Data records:

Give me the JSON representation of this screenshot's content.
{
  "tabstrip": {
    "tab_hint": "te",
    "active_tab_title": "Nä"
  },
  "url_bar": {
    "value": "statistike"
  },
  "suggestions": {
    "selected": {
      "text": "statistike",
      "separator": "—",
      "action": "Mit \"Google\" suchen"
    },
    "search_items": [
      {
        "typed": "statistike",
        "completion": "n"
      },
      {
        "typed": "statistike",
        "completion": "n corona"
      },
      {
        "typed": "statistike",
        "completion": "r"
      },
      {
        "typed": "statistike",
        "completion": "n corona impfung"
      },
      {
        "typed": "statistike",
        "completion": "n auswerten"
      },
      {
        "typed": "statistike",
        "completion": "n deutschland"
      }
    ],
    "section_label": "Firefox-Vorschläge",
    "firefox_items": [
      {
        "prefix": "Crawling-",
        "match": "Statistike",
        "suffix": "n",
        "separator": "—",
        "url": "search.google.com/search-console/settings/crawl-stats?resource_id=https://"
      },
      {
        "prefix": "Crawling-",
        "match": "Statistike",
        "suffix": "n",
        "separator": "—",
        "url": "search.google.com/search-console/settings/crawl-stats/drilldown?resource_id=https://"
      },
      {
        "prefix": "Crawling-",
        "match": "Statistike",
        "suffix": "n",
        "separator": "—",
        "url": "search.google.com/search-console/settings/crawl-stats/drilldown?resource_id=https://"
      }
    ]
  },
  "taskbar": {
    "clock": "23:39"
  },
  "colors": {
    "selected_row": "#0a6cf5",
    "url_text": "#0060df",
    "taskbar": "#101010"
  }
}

**What to work on**
Return each line where "corona" shows up.

**Solution to this exercise**
        "completion": "n corona"
        "completion": "n corona impfung"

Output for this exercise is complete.